● Required work
Each entry should be quoted word for word, including every mark of punctuation.

● Input records
□ □ □ □ □ □ □

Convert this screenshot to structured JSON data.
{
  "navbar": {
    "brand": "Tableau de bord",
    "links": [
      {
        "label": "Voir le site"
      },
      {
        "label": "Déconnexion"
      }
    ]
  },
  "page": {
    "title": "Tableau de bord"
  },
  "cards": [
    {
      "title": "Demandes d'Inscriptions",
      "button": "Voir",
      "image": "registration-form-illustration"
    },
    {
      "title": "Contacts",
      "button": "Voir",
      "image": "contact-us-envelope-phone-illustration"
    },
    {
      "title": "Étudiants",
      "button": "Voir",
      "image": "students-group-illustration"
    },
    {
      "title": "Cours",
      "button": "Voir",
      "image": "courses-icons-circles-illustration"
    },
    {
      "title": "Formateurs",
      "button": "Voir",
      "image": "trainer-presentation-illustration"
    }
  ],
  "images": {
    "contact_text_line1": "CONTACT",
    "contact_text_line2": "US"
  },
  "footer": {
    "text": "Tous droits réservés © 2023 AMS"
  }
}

□ □ □ □ □ □ □

● Solved problem
Convert this screenshot to structured JSON data.
{
  "navbar": {
    "brand": "Tableau de bord",
    "links": [
      {
        "label": "Voir le site"
      },
      {
        "label": "Déconnexion"
      }
    ]
  },
  "page": {
    "title": "Tableau de bord"
  },
  "cards": [
    {
      "title": "Demandes d'Inscriptions",
      "button": "Voir",
      "image": "registration-form-illustration"
    },
    {
      "title": "Contacts",
      "button": "Voir",
      "image": "contact-us-envelope-phone-illustration"
    },
    {
      "title": "Étudiants",
      "button": "Voir",
      "image": "students-group-illustration"
    },
    {
      "title": "Cours",
      "button": "Voir",
      "image": "courses-icons-circles-illustration"
    },
    {
      "title": "Formateurs",
      "button": "Voir",
      "image": "trainer-presentation-illustration"
    }
  ],
  "images": {
    "contact_text_line1": "CONTACT",
    "contact_text_line2": "US"
  },
  "footer": {
    "text": "Tous droits réservés © 2023 AMS"
  }
}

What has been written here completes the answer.